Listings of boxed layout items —
◆ ◆ ◆ ◆
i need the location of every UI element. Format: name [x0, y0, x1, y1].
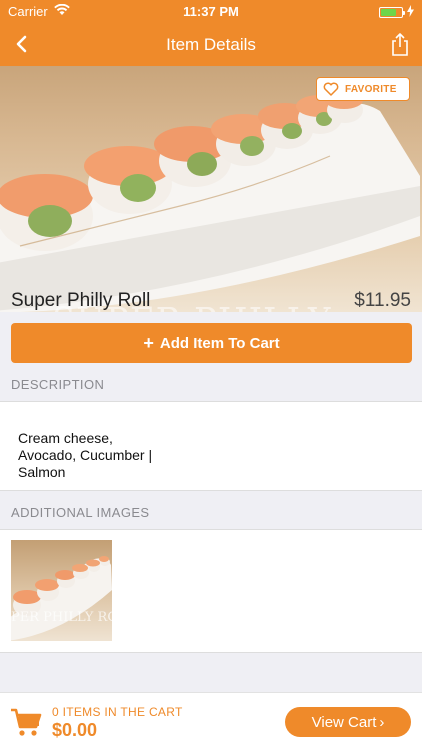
favorite-button[interactable]: FAVORITE	[316, 77, 410, 101]
battery-icon	[379, 7, 405, 18]
page-title: Item Details	[166, 35, 256, 54]
additional-images-header: ADDITIONAL IMAGES	[0, 492, 422, 530]
item-name: Super Philly Roll	[11, 290, 151, 311]
cart-bar: 0 ITEMS IN THE CART $0.00 View Cart ›	[0, 692, 422, 750]
share-icon	[392, 33, 408, 56]
additional-images-panel: PER PHILLY ROLL	[0, 530, 422, 653]
add-to-cart-button[interactable]: + Add Item To Cart	[11, 323, 412, 363]
cart-total: $0.00	[52, 720, 98, 740]
additional-image-thumbnail[interactable]: PER PHILLY ROLL	[11, 540, 112, 641]
favorite-label: FAVORITE	[345, 83, 397, 95]
sushi-thumbnail-photo	[11, 556, 112, 641]
description-line: Salmon	[18, 464, 66, 480]
cart-item-count: 0 ITEMS IN THE CART	[52, 705, 183, 719]
thumbnail-watermark: PER PHILLY ROLL	[11, 610, 112, 625]
view-cart-button[interactable]: View Cart ›	[285, 707, 411, 737]
charging-icon	[407, 5, 414, 20]
description-line: Avocado, Cucumber |	[18, 447, 153, 463]
nav-bar: Item Details	[0, 22, 422, 66]
status-bar: Carrier 11:37 PM	[0, 0, 422, 22]
share-button[interactable]	[386, 30, 414, 58]
cart-icon	[10, 707, 42, 737]
view-cart-label: View Cart	[311, 713, 377, 731]
description-line: Cream cheese,	[18, 430, 113, 446]
item-price: $11.95	[354, 290, 411, 311]
heart-icon	[323, 82, 339, 96]
status-right	[379, 5, 414, 20]
item-hero-image: SUPER PHILLY ROLL	[0, 66, 422, 312]
description-panel: Cream cheese, Avocado, Cucumber | Salmon	[0, 402, 422, 491]
status-time: 11:37 PM	[183, 4, 239, 19]
battery-level	[381, 9, 396, 16]
plus-icon: +	[143, 332, 154, 353]
sushi-photo	[0, 91, 420, 312]
add-to-cart-label: Add Item To Cart	[159, 334, 280, 352]
chevron-right-icon: ›	[379, 713, 385, 731]
description-text: Cream cheese, Avocado, Cucumber | Salmon	[18, 430, 178, 481]
description-header: DESCRIPTION	[0, 364, 422, 402]
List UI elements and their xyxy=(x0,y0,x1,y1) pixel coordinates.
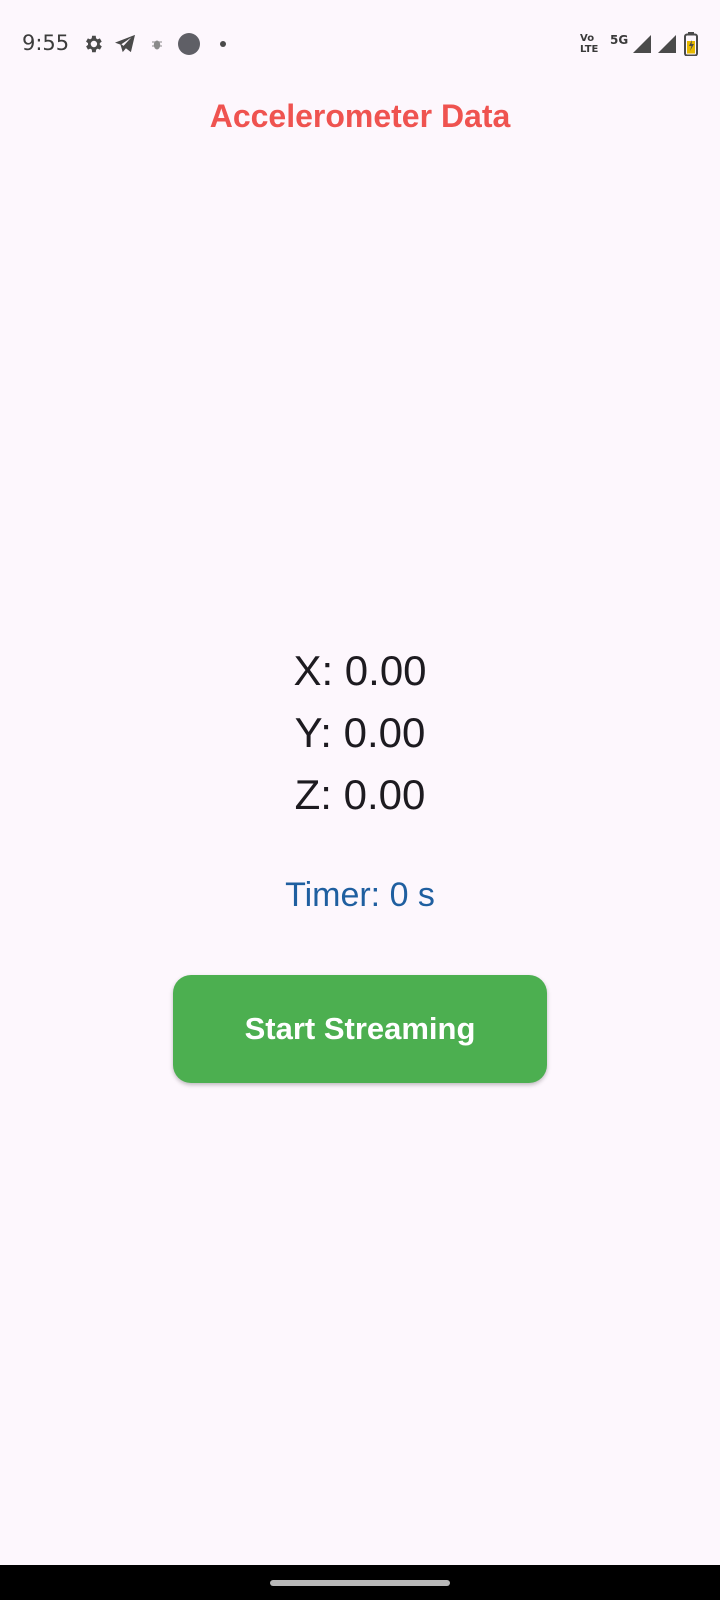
◆ ◆ ◆ ◆
What is expected —
Could you copy out every line of the records above, character for character, leaving out the pictures?

Exercise output —
i need the location of every UI element. Format: name [x0, y0, x1, y1].
favorite-button[interactable]: FAVORITE	[316, 77, 410, 101]
battery-icon	[379, 7, 405, 18]
page-title: Item Details	[166, 35, 256, 54]
additional-images-header: ADDITIONAL IMAGES	[0, 492, 422, 530]
item-name: Super Philly Roll	[11, 290, 151, 311]
cart-bar: 0 ITEMS IN THE CART $0.00 View Cart ›	[0, 692, 422, 750]
share-icon	[392, 33, 408, 56]
additional-images-panel: PER PHILLY ROLL	[0, 530, 422, 653]
add-to-cart-button[interactable]: + Add Item To Cart	[11, 323, 412, 363]
cart-total: $0.00	[52, 720, 98, 740]
additional-image-thumbnail[interactable]: PER PHILLY ROLL	[11, 540, 112, 641]
favorite-label: FAVORITE	[345, 83, 397, 95]
sushi-thumbnail-photo	[11, 556, 112, 641]
description-line: Salmon	[18, 464, 66, 480]
cart-item-count: 0 ITEMS IN THE CART	[52, 705, 183, 719]
thumbnail-watermark: PER PHILLY ROLL	[11, 610, 112, 625]
view-cart-button[interactable]: View Cart ›	[285, 707, 411, 737]
charging-icon	[407, 5, 414, 20]
description-line: Avocado, Cucumber |	[18, 447, 153, 463]
nav-bar: Item Details	[0, 22, 422, 66]
status-bar: Carrier 11:37 PM	[0, 0, 422, 22]
share-button[interactable]	[386, 30, 414, 58]
cart-icon	[10, 707, 42, 737]
view-cart-label: View Cart	[311, 713, 377, 731]
description-line: Cream cheese,	[18, 430, 113, 446]
item-price: $11.95	[354, 290, 411, 311]
heart-icon	[323, 82, 339, 96]
status-right	[379, 5, 414, 20]
item-hero-image: SUPER PHILLY ROLL	[0, 66, 422, 312]
description-panel: Cream cheese, Avocado, Cucumber | Salmon	[0, 402, 422, 491]
status-time: 11:37 PM	[183, 4, 239, 19]
battery-level	[381, 9, 396, 16]
plus-icon: +	[143, 332, 154, 353]
sushi-photo	[0, 91, 420, 312]
add-to-cart-label: Add Item To Cart	[159, 334, 280, 352]
chevron-right-icon: ›	[379, 713, 385, 731]
description-text: Cream cheese, Avocado, Cucumber | Salmon	[18, 430, 178, 481]
description-header: DESCRIPTION	[0, 364, 422, 402]
List UI elements and their xyxy=(x0,y0,x1,y1) pixel coordinates.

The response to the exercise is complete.